begin Listed records
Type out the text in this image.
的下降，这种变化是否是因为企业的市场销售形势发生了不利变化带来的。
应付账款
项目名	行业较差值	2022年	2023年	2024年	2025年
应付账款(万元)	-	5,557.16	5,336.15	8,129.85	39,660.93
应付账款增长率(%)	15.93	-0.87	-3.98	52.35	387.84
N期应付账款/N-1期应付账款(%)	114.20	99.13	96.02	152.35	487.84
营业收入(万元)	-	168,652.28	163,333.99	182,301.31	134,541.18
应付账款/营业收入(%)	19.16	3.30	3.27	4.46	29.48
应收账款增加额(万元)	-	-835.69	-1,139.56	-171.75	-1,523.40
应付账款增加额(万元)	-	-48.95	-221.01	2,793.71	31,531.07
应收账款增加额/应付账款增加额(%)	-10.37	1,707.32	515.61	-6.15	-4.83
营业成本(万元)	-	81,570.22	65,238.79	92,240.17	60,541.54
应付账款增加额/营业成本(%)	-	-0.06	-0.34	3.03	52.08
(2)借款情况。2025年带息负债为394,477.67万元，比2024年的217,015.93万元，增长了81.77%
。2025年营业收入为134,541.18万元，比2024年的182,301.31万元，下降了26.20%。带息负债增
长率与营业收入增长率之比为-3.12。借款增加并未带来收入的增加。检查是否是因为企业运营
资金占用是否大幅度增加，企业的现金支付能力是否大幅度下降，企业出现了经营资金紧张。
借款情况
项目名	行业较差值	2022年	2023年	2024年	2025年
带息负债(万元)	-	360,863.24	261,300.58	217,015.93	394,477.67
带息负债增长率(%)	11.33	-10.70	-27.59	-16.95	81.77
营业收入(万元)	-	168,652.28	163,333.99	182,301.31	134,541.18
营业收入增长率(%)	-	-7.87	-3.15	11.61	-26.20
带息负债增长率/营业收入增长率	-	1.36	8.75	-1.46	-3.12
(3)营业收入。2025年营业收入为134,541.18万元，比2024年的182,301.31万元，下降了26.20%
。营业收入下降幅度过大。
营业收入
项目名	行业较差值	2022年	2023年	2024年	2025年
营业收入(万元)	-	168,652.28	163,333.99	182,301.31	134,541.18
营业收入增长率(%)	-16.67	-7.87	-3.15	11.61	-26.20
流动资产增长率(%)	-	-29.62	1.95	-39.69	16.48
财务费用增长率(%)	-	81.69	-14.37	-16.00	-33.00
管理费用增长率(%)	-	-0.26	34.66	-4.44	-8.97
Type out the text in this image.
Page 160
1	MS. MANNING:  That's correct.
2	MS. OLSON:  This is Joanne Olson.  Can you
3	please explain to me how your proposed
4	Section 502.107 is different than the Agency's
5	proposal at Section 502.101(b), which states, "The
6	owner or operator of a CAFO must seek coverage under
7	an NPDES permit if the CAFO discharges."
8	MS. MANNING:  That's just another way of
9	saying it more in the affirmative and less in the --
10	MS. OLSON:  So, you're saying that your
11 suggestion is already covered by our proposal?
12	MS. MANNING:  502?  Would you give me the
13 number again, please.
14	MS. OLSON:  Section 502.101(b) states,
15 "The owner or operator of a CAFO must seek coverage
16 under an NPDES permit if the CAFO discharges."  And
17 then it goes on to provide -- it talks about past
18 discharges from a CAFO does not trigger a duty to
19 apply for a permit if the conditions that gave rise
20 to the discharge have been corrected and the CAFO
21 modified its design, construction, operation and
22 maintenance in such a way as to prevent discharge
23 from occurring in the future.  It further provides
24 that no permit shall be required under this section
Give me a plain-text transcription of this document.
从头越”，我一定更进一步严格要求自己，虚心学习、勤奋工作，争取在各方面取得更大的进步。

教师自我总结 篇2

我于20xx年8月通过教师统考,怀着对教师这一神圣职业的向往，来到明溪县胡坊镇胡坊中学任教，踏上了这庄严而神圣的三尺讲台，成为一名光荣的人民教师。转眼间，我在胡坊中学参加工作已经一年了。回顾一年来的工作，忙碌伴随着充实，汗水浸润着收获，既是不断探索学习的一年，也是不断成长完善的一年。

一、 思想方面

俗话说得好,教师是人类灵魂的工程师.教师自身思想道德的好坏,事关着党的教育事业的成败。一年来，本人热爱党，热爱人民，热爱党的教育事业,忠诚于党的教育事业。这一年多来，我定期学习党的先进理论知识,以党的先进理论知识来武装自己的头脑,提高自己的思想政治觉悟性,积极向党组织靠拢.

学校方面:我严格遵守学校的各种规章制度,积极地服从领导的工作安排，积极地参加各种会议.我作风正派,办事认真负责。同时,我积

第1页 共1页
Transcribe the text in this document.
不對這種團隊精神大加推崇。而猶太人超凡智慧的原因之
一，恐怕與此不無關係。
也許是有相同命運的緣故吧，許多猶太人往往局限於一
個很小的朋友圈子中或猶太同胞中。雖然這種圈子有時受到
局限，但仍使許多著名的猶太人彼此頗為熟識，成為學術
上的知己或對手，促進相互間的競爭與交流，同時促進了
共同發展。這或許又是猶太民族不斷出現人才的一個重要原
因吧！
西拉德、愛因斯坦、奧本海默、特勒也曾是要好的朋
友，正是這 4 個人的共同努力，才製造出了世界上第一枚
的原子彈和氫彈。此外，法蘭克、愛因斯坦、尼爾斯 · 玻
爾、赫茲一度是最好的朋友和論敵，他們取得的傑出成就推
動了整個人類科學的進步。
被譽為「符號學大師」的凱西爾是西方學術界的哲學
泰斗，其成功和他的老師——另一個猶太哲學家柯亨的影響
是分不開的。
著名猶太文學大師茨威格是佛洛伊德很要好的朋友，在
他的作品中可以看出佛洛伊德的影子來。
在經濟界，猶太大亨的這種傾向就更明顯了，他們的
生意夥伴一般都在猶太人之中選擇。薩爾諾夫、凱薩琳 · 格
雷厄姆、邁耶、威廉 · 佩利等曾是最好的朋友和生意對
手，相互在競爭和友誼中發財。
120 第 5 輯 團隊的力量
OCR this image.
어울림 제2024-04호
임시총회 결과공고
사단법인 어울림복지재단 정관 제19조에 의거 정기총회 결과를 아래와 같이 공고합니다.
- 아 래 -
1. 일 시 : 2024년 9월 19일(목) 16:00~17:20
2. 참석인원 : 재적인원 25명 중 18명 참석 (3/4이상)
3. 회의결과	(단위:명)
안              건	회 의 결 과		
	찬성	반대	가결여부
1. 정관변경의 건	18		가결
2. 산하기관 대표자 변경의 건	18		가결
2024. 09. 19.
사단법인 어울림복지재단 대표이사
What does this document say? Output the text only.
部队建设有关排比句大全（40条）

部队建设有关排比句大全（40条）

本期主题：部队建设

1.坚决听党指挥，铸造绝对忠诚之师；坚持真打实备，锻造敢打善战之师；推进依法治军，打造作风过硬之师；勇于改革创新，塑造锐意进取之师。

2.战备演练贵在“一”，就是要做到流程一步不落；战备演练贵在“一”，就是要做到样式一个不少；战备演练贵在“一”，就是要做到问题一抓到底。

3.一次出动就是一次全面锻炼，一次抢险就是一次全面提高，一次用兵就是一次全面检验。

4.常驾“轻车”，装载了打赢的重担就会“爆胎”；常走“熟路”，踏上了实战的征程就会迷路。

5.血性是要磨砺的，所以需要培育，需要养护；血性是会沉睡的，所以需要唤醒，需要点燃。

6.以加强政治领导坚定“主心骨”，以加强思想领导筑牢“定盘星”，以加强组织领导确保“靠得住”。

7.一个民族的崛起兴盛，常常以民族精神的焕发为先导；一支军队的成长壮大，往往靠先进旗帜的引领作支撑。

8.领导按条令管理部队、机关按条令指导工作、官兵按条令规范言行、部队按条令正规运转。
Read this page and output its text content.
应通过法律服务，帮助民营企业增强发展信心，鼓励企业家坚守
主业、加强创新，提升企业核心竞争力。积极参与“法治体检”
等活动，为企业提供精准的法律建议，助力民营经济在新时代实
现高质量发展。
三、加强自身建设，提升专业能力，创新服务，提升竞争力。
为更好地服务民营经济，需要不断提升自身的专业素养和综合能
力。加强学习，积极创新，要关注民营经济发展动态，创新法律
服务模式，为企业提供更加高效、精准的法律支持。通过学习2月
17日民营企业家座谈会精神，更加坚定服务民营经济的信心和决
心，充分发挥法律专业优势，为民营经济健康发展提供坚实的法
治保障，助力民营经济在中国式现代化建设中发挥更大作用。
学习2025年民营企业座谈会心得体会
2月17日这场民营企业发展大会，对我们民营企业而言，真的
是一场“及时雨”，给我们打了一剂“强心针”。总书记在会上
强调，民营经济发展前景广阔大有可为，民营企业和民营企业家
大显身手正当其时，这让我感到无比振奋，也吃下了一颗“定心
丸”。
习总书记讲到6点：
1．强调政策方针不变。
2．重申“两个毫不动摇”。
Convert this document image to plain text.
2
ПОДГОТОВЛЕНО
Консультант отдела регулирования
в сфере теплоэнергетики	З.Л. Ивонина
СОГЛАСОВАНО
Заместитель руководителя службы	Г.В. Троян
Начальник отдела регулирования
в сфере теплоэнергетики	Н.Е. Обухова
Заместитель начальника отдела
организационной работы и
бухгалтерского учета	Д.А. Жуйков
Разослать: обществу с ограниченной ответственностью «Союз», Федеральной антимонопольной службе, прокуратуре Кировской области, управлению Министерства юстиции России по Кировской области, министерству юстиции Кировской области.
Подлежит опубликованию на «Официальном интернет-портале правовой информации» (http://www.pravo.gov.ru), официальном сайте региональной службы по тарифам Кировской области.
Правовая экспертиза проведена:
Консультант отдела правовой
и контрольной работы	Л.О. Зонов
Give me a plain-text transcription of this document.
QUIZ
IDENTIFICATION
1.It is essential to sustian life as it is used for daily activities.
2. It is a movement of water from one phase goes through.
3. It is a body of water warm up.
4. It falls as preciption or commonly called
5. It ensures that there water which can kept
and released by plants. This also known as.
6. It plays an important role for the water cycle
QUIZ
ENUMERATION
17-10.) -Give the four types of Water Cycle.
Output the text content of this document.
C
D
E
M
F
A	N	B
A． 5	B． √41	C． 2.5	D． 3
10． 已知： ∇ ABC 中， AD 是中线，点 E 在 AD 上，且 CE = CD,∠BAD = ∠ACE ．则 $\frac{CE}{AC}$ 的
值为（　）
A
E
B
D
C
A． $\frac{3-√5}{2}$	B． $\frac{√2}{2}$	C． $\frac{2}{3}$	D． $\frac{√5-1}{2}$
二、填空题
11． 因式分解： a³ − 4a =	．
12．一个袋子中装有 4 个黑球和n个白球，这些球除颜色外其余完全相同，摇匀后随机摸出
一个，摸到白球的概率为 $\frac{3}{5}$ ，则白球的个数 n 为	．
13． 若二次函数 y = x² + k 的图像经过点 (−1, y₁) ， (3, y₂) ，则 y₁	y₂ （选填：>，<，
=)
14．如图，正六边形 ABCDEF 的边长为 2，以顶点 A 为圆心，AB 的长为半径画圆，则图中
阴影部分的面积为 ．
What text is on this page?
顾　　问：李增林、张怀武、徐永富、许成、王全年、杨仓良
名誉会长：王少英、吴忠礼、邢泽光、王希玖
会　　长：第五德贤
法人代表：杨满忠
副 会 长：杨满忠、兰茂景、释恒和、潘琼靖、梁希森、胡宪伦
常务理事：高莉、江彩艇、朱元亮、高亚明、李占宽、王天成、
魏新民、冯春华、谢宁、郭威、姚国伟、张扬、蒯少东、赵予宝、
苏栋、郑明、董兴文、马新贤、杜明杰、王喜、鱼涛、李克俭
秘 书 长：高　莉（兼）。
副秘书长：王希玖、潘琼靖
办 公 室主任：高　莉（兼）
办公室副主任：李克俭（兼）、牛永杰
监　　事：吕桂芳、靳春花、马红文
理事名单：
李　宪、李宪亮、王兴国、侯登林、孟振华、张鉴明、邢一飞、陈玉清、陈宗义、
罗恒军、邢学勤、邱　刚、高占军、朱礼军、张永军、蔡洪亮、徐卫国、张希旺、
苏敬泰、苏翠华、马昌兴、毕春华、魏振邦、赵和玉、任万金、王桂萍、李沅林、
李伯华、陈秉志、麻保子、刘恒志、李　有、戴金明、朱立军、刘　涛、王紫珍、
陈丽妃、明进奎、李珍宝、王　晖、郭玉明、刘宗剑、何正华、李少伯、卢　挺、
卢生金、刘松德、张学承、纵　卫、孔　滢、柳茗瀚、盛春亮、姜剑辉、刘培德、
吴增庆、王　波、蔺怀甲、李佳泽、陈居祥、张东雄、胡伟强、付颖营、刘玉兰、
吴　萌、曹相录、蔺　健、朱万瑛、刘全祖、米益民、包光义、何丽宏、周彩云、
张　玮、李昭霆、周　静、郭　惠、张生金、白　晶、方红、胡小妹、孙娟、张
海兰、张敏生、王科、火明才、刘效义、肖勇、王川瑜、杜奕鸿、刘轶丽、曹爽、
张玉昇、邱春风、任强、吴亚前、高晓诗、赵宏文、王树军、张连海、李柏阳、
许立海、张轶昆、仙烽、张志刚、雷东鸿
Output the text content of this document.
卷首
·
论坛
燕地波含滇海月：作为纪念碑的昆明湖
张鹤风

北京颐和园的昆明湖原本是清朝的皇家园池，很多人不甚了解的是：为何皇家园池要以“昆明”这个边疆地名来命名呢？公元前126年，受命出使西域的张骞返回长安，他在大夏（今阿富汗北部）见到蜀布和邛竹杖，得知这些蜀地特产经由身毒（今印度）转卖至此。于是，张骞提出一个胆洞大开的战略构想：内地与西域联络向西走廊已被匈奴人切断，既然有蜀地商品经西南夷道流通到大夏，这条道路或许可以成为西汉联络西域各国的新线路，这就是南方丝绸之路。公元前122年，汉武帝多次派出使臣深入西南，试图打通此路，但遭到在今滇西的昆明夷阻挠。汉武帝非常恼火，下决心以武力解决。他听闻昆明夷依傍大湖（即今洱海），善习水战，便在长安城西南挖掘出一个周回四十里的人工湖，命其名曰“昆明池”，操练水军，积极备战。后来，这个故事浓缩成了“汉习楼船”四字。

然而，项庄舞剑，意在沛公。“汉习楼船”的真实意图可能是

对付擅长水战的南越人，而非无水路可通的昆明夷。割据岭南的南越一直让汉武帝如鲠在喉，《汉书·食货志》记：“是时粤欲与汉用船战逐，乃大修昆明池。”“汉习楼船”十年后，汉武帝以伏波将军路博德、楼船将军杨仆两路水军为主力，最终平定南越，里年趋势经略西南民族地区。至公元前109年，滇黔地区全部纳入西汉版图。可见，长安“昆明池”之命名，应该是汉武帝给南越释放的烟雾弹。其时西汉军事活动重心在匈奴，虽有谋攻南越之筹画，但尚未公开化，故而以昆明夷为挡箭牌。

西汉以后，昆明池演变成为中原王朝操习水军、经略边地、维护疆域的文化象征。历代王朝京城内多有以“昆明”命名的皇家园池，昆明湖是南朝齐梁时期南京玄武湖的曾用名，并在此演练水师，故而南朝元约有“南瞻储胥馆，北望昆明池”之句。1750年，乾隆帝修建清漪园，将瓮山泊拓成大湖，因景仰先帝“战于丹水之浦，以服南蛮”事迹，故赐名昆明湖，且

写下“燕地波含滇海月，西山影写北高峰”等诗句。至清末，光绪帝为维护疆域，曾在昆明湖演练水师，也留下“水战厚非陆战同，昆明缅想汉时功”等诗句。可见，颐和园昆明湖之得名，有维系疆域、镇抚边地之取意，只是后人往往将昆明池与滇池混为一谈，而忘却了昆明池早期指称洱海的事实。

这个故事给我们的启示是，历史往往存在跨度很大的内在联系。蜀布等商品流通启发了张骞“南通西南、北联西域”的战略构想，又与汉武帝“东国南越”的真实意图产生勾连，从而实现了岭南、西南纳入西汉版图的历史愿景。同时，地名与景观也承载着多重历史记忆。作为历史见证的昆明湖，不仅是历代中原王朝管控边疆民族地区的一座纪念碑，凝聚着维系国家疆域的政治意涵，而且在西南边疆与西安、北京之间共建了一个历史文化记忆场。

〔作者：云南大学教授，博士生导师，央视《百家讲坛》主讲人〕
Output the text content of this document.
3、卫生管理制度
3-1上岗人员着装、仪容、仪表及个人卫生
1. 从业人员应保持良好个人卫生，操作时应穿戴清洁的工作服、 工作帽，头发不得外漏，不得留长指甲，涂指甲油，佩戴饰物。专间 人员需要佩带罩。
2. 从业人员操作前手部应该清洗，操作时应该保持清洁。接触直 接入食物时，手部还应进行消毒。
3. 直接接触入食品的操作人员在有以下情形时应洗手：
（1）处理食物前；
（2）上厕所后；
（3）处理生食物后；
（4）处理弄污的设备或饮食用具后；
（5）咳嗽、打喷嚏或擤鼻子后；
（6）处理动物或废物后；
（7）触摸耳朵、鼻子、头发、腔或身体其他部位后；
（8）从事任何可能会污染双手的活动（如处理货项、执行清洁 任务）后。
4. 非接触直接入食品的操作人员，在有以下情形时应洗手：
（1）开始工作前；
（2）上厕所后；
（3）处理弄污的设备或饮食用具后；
end Listed records
Problem description -> Select the lines from the entries that include the word "your".

Response to this task ->
3	please explain to me how your proposed
10	MS. OLSON:  So, you're saying that your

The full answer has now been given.